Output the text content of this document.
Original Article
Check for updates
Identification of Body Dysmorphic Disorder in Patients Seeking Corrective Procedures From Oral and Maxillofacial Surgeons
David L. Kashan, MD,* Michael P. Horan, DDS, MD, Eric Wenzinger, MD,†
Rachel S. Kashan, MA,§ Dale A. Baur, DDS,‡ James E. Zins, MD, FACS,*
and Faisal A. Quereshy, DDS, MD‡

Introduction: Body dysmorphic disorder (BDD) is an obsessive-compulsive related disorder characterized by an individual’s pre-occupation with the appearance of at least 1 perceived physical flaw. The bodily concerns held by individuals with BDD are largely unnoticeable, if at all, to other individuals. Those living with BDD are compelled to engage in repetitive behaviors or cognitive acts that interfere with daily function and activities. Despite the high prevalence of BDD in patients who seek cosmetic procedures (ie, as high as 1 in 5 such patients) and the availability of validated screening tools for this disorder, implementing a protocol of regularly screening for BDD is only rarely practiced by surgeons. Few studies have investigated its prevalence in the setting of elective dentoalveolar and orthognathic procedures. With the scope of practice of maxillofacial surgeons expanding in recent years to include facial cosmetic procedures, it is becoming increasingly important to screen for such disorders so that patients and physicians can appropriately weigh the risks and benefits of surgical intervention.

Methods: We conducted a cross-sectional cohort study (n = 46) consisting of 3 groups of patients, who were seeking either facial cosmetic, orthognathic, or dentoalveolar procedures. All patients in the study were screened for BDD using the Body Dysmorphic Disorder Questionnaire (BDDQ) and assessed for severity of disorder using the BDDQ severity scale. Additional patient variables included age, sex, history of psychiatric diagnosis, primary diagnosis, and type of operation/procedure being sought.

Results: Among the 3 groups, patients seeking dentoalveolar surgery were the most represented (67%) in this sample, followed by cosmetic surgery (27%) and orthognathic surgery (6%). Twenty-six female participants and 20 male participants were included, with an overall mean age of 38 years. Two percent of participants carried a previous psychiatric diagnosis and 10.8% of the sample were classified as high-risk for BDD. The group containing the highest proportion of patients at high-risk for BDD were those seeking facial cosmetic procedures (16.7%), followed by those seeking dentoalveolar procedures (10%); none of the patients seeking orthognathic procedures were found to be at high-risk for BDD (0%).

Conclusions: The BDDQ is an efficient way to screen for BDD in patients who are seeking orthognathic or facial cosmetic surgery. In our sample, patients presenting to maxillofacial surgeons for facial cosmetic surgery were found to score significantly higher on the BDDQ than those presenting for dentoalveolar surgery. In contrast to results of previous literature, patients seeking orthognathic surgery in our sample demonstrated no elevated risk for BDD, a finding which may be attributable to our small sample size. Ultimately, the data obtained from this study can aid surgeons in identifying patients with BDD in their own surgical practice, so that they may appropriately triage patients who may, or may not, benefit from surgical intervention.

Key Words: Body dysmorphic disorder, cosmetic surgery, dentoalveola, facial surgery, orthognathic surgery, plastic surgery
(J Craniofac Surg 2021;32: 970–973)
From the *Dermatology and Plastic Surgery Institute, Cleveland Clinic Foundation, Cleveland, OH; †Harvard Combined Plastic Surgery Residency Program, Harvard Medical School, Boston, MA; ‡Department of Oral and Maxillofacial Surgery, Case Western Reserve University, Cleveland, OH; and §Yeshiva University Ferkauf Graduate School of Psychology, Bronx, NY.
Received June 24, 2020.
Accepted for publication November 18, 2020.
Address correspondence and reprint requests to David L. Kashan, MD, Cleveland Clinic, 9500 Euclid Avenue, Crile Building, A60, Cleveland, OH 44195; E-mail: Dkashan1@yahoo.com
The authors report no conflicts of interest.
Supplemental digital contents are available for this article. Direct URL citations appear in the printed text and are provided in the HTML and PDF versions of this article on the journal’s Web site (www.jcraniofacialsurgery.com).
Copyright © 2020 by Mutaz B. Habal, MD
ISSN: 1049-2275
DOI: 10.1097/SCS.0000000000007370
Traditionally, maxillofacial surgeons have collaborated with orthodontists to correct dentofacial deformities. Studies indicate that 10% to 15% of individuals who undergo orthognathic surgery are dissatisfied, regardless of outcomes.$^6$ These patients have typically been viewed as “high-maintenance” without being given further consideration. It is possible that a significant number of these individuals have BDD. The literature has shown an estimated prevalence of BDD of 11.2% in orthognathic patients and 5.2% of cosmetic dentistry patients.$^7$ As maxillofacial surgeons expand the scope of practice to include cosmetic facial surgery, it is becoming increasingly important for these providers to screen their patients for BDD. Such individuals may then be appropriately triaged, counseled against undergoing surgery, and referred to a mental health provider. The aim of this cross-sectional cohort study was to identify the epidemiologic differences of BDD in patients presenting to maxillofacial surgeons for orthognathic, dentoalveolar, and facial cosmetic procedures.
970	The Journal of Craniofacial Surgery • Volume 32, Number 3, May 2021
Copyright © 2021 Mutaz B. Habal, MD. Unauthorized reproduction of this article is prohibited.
┄┄┄┄┄┄
PROBLEM DETAILS: Copy out each record word for word.

OUTPUT FOR THIS TASK:
Output the text content of this document.
Original Article
Check for updates
Identification of Body Dysmorphic Disorder in Patients Seeking Corrective Procedures From Oral and Maxillofacial Surgeons
David L. Kashan, MD,* Michael P. Horan, DDS, MD, Eric Wenzinger, MD,†
Rachel S. Kashan, MA,§ Dale A. Baur, DDS,‡ James E. Zins, MD, FACS,*
and Faisal A. Quereshy, DDS, MD‡

Introduction: Body dysmorphic disorder (BDD) is an obsessive-compulsive related disorder characterized by an individual’s pre-occupation with the appearance of at least 1 perceived physical flaw. The bodily concerns held by individuals with BDD are largely unnoticeable, if at all, to other individuals. Those living with BDD are compelled to engage in repetitive behaviors or cognitive acts that interfere with daily function and activities. Despite the high prevalence of BDD in patients who seek cosmetic procedures (ie, as high as 1 in 5 such patients) and the availability of validated screening tools for this disorder, implementing a protocol of regularly screening for BDD is only rarely practiced by surgeons. Few studies have investigated its prevalence in the setting of elective dentoalveolar and orthognathic procedures. With the scope of practice of maxillofacial surgeons expanding in recent years to include facial cosmetic procedures, it is becoming increasingly important to screen for such disorders so that patients and physicians can appropriately weigh the risks and benefits of surgical intervention.

Methods: We conducted a cross-sectional cohort study (n = 46) consisting of 3 groups of patients, who were seeking either facial cosmetic, orthognathic, or dentoalveolar procedures. All patients in the study were screened for BDD using the Body Dysmorphic Disorder Questionnaire (BDDQ) and assessed for severity of disorder using the BDDQ severity scale. Additional patient variables included age, sex, history of psychiatric diagnosis, primary diagnosis, and type of operation/procedure being sought.

Results: Among the 3 groups, patients seeking dentoalveolar surgery were the most represented (67%) in this sample, followed by cosmetic surgery (27%) and orthognathic surgery (6%). Twenty-six female participants and 20 male participants were included, with an overall mean age of 38 years. Two percent of participants carried a previous psychiatric diagnosis and 10.8% of the sample were classified as high-risk for BDD. The group containing the highest proportion of patients at high-risk for BDD were those seeking facial cosmetic procedures (16.7%), followed by those seeking dentoalveolar procedures (10%); none of the patients seeking orthognathic procedures were found to be at high-risk for BDD (0%).

Conclusions: The BDDQ is an efficient way to screen for BDD in patients who are seeking orthognathic or facial cosmetic surgery. In our sample, patients presenting to maxillofacial surgeons for facial cosmetic surgery were found to score significantly higher on the BDDQ than those presenting for dentoalveolar surgery. In contrast to results of previous literature, patients seeking orthognathic surgery in our sample demonstrated no elevated risk for BDD, a finding which may be attributable to our small sample size. Ultimately, the data obtained from this study can aid surgeons in identifying patients with BDD in their own surgical practice, so that they may appropriately triage patients who may, or may not, benefit from surgical intervention.

Key Words: Body dysmorphic disorder, cosmetic surgery, dentoalveola, facial surgery, orthognathic surgery, plastic surgery
(J Craniofac Surg 2021;32: 970–973)
From the *Dermatology and Plastic Surgery Institute, Cleveland Clinic Foundation, Cleveland, OH; †Harvard Combined Plastic Surgery Residency Program, Harvard Medical School, Boston, MA; ‡Department of Oral and Maxillofacial Surgery, Case Western Reserve University, Cleveland, OH; and §Yeshiva University Ferkauf Graduate School of Psychology, Bronx, NY.
Received June 24, 2020.
Accepted for publication November 18, 2020.
Address correspondence and reprint requests to David L. Kashan, MD, Cleveland Clinic, 9500 Euclid Avenue, Crile Building, A60, Cleveland, OH 44195; E-mail: Dkashan1@yahoo.com
The authors report no conflicts of interest.
Supplemental digital contents are available for this article. Direct URL citations appear in the printed text and are provided in the HTML and PDF versions of this article on the journal’s Web site (www.jcraniofacialsurgery.com).
Copyright © 2020 by Mutaz B. Habal, MD
ISSN: 1049-2275
DOI: 10.1097/SCS.0000000000007370
Traditionally, maxillofacial surgeons have collaborated with orthodontists to correct dentofacial deformities. Studies indicate that 10% to 15% of individuals who undergo orthognathic surgery are dissatisfied, regardless of outcomes.$^6$ These patients have typically been viewed as “high-maintenance” without being given further consideration. It is possible that a significant number of these individuals have BDD. The literature has shown an estimated prevalence of BDD of 11.2% in orthognathic patients and 5.2% of cosmetic dentistry patients.$^7$ As maxillofacial surgeons expand the scope of practice to include cosmetic facial surgery, it is becoming increasingly important for these providers to screen their patients for BDD. Such individuals may then be appropriately triaged, counseled against undergoing surgery, and referred to a mental health provider. The aim of this cross-sectional cohort study was to identify the epidemiologic differences of BDD in patients presenting to maxillofacial surgeons for orthognathic, dentoalveolar, and facial cosmetic procedures.
970	The Journal of Craniofacial Surgery • Volume 32, Number 3, May 2021
Copyright © 2021 Mutaz B. Habal, MD. Unauthorized reproduction of this article is prohibited.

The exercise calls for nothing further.